> [Written request]:
Go through the data below. List every line that holds the word "émission".
##### Record set #####
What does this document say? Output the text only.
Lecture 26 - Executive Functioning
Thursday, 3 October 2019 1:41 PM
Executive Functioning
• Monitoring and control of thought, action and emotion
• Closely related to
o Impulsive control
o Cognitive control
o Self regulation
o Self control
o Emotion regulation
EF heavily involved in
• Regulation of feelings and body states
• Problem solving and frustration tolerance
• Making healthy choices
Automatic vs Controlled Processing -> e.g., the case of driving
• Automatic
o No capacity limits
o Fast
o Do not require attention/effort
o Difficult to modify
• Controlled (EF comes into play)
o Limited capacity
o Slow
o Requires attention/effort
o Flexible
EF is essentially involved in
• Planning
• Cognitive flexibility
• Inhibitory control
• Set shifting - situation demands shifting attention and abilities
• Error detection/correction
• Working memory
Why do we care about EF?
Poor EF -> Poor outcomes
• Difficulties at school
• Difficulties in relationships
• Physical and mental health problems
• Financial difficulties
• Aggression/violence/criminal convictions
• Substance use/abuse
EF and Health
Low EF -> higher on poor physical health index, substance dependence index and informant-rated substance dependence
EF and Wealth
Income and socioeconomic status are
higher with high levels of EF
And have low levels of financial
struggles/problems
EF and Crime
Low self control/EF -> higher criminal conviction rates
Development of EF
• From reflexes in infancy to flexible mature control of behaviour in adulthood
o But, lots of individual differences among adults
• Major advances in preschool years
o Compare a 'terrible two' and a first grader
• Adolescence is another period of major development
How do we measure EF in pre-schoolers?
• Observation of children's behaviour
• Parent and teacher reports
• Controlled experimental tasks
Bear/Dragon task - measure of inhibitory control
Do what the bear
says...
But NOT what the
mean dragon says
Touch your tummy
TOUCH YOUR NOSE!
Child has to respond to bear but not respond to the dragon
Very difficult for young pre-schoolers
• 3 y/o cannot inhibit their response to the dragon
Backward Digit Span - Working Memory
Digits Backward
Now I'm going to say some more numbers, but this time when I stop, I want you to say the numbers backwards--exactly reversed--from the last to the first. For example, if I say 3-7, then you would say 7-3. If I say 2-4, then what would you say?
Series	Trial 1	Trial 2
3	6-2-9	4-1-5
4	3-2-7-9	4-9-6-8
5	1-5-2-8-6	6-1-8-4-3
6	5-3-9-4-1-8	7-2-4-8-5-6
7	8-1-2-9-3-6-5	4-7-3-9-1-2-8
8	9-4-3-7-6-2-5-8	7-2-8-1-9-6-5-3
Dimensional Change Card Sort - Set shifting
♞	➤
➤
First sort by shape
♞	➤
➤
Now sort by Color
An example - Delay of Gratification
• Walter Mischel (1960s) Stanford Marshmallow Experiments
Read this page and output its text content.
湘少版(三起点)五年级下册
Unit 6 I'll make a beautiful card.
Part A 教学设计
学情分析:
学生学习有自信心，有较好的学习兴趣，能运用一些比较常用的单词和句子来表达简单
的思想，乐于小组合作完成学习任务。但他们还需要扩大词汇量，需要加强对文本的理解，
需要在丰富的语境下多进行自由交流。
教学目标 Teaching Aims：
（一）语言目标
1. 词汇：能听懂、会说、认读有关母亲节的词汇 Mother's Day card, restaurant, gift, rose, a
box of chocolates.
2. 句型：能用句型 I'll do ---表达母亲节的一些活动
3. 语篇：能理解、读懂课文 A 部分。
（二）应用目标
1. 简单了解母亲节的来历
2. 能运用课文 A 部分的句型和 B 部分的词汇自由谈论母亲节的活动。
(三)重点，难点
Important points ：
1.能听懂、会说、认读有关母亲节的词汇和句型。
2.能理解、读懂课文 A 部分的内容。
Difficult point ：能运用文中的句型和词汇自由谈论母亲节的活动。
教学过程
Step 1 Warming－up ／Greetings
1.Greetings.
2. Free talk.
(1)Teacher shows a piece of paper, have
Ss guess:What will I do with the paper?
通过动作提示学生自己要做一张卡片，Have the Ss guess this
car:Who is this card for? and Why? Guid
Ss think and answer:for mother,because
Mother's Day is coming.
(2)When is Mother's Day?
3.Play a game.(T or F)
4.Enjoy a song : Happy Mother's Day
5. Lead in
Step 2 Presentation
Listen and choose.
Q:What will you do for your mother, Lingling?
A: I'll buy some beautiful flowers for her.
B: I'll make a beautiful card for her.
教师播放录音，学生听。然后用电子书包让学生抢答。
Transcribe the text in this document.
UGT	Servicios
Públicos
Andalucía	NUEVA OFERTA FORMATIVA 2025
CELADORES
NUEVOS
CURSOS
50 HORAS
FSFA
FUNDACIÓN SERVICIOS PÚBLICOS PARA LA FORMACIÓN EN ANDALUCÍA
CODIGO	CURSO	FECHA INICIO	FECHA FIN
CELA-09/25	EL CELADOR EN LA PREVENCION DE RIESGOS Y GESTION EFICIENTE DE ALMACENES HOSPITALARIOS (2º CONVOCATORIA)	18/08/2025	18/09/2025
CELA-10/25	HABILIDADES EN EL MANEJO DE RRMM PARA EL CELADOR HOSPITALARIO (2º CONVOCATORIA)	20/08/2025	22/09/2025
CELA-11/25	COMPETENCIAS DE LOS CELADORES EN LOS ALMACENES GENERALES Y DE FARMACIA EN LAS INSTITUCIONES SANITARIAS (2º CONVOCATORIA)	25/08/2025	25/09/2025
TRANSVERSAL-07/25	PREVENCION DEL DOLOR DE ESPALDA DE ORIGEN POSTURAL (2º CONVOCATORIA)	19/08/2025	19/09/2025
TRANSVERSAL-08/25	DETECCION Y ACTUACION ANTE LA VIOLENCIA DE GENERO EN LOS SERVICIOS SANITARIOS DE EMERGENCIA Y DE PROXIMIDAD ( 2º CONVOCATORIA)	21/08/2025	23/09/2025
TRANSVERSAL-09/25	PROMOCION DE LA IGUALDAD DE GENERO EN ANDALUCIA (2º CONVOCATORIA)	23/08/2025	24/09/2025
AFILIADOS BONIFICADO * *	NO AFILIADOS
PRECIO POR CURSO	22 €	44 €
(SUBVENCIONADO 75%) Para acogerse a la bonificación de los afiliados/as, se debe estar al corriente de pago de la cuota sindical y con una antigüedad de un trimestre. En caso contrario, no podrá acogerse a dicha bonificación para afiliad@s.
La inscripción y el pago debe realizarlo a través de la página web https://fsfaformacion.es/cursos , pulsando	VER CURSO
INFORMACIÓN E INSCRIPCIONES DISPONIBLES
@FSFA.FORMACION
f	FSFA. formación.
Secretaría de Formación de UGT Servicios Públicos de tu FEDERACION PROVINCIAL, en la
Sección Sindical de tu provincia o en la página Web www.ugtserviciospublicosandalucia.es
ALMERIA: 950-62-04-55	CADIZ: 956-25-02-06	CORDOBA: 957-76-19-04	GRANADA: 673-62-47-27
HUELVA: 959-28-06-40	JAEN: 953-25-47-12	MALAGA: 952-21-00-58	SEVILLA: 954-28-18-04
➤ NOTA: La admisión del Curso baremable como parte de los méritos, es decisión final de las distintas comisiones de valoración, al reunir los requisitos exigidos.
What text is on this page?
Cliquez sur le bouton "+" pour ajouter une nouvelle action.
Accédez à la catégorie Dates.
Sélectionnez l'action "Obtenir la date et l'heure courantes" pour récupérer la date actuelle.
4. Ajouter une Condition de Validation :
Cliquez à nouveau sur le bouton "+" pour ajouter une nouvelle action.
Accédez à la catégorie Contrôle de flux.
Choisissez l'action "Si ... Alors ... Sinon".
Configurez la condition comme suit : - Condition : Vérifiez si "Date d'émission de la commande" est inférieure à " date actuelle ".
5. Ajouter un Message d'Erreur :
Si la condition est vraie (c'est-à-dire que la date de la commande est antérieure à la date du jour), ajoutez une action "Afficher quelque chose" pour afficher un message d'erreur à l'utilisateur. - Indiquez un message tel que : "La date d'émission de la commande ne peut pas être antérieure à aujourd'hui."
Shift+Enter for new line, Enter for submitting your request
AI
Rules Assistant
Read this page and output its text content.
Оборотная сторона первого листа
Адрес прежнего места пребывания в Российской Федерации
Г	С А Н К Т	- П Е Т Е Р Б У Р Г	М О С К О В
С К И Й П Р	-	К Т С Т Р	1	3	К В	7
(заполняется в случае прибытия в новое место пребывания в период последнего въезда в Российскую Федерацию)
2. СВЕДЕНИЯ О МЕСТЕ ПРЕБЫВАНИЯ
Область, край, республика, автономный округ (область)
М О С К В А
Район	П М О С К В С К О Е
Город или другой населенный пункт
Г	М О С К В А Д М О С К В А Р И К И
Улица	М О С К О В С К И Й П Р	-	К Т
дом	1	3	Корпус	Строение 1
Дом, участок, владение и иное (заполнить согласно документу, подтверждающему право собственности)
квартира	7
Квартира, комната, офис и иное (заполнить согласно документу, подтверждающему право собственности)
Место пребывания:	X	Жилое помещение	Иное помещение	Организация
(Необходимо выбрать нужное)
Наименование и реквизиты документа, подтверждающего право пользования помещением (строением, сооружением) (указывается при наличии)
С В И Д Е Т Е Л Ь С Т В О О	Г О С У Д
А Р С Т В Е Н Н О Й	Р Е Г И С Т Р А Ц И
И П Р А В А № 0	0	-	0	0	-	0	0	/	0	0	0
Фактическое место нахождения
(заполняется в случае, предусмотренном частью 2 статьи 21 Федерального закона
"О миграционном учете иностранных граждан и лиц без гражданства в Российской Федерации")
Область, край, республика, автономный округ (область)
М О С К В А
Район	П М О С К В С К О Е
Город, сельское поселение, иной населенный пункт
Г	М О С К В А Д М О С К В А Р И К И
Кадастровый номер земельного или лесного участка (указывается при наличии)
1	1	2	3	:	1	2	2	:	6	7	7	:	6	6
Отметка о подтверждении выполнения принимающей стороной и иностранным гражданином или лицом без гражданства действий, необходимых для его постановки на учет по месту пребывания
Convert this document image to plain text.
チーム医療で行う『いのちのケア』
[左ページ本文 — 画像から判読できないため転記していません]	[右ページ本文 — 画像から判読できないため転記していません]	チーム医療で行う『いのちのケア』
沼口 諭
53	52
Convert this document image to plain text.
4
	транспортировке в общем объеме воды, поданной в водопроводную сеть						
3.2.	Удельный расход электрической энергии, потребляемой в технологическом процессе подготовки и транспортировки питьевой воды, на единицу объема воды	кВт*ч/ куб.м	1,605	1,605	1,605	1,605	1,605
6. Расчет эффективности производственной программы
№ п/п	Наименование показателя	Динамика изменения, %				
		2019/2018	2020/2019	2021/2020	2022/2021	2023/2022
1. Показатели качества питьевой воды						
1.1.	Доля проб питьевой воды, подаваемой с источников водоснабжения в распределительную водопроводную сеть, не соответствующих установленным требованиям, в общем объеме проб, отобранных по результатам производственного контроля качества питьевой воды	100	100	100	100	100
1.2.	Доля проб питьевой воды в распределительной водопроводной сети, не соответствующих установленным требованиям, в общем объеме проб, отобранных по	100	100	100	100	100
#####
> [Answer for the task]:
Configurez la condition comme suit : - Condition : Vérifiez si "Date d'émission de la commande" est inférieure à " date actuelle ".
Si la condition est vraie (c'est-à-dire que la date de la commande est antérieure à la date du jour), ajoutez une action "Afficher quelque chose" pour afficher un message d'erreur à l'utilisateur. - Indiquez un message tel que : "La date d'émission de la commande ne peut pas être antérieure à aujourd'hui."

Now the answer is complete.